• _WHAT IS NEEDED_: Could you continue the article on single-antibiotic treatment for childhood pneumonia below, starting right after its final sentence?

• _DOCUMENT EXTRACT_:

· · · · · · ·

A combination of two antibiotics is often prescribed to treat community-acquired pneumonia in children, but a JAMA Pediatrics study is now showing that using just one of the two has the same benefit to patients in most cases.
Vanderbilt University Medical Center (VUMC) researchers reported this week that amoxicillin alone, rather than combined with azithromycin, is just as effective and a better choice as it relates to efforts to curb antibiotic resistance.
One of the most commonly used antibiotics in pediatrics, azithromycin was prescribed to 12.2 million outpatients in 2013 and accounted for almost 20 percent of all antibiotic prescriptions for children in the U. S. ambulatory setting, according to an editorial accompanying the study.
“Combination therapy with azithromycin is unnecessary in most cases of pediatric pneumonia, both because the bacteria targeted by azithromycin are less common than other causes of pneumonia, including viruses, and the effectiveness of azithromycin has not been clearly demonstrated in prior studies,” said lead author Derek Williams, M.D., MPH, assistant professor of Pediatrics.
“By minimizing antibiotic exposure whenever possible, we can preserve the effectiveness of currently available antibiotics.”

· · · · · · ·

• _SOURCE DATA_:
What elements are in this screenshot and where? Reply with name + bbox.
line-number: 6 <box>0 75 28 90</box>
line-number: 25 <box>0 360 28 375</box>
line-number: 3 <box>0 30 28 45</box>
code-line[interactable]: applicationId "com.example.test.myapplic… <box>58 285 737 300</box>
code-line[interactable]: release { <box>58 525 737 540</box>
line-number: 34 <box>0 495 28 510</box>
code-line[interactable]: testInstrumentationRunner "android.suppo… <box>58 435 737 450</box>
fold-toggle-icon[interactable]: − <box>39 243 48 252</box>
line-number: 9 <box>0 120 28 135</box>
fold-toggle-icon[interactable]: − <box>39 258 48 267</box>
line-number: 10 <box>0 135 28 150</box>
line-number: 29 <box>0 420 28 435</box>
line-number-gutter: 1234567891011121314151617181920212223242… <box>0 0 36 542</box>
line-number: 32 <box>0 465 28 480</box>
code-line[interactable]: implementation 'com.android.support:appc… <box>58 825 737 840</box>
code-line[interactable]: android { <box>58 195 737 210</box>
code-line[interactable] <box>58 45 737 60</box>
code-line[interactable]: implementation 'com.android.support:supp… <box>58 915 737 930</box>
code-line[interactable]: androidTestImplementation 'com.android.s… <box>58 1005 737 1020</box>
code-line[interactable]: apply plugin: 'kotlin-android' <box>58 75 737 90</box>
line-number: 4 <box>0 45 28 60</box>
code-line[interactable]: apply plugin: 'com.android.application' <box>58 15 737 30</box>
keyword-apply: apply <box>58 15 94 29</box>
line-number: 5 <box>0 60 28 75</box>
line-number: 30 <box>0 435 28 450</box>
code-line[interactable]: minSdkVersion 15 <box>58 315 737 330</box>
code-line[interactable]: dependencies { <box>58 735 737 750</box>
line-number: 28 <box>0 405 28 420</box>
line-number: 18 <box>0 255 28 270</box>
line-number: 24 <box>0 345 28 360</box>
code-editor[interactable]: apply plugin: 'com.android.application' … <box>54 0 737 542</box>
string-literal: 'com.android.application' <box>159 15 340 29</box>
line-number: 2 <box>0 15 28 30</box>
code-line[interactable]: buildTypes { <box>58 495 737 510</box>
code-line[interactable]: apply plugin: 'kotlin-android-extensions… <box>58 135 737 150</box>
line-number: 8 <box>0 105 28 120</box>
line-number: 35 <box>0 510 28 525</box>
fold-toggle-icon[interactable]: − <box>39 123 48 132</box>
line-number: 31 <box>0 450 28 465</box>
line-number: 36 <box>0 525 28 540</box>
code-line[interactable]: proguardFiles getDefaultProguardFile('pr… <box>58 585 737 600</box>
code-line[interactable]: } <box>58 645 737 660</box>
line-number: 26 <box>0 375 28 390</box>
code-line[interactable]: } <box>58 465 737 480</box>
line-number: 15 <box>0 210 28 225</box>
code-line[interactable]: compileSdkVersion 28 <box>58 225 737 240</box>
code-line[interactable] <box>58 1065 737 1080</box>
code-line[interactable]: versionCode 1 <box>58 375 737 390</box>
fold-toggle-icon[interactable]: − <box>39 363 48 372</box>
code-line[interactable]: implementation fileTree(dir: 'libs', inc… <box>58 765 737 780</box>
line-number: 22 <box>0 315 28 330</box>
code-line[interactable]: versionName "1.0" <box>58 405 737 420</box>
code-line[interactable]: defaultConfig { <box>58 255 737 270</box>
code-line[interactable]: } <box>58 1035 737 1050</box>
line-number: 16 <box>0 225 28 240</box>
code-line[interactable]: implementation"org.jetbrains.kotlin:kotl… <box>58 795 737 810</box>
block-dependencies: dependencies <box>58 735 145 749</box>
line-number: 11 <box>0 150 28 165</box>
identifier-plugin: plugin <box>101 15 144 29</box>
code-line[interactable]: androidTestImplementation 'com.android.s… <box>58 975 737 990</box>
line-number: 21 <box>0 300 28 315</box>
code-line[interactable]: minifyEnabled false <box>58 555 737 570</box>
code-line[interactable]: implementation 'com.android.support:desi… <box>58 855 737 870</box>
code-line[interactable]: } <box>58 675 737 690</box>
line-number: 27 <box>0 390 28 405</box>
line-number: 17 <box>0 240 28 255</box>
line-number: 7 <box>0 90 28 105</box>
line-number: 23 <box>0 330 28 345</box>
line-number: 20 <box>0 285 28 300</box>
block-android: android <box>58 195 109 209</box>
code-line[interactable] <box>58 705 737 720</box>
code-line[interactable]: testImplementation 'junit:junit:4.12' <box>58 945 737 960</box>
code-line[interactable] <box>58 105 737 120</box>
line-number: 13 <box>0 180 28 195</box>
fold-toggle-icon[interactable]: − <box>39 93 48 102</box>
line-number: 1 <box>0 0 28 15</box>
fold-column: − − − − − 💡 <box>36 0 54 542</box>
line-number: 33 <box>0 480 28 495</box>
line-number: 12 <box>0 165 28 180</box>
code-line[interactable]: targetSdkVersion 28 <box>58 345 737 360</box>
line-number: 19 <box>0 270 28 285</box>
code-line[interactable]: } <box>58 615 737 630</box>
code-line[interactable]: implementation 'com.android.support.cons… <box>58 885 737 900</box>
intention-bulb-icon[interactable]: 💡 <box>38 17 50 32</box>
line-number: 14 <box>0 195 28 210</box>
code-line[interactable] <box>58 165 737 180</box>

· · · · · · ·

• _OUTPUT FOR THIS TASK_:
Williams and co-authors studied 1,418 children (693 girls and 725 boys) hospitalized for radiologically confirmed community-acquired pneumonia.
Amoxicillin, a beta-lactam antibiotic, was used on 72 percent of the study patients while 28 percent received a combination of amoxicillin plus azithromycin.
There were no significant differences in length of stay, intensive care admission, readmissions or recovery at follow-up between the groups.
Thus, “the combined therapy showed no benefit over the single therapy of just amoxicillin,” Williams said.
There were also no differences among important subgroups of children most likely to benefit from the combination therapy, including children with Mycoplasma pneumoniae, those with wheezing and those admitted to intensive care, he added.
“Amoxicillin or the IV equivalent, ampicillin, treat the most common bacteria that cause pneumonia and are recommended by national guidelines as the treatment of choice for most children with pneumonia,” Williams said.
“Azithromycin is used to treat so-called atypical pneumonia bacteria, including Mycoplasma pneumoniae. Atypical infections are somewhat common in older children and adolescents, but the benefits of treating these infections is less clear.”
Additional research to identify which children with pneumonia may benefit from macrolide antibiotics like azithromycin is urgently needed, Williams said.
“Pneumonia accounts for more antibiotic days in U.S. children’s hospitals than any other condition. It is a hugely important target for antimicrobial stewardship efforts,” he said. “Reducing unnecessary antibiotic use in pediatric pneumonia and other respiratory illnesses is one strategy to help slow the progression of antimicrobial resistance.”
In most pneumonia cases, the actual causative pathogens may be difficult to identify, and antibiotics are selected empirically.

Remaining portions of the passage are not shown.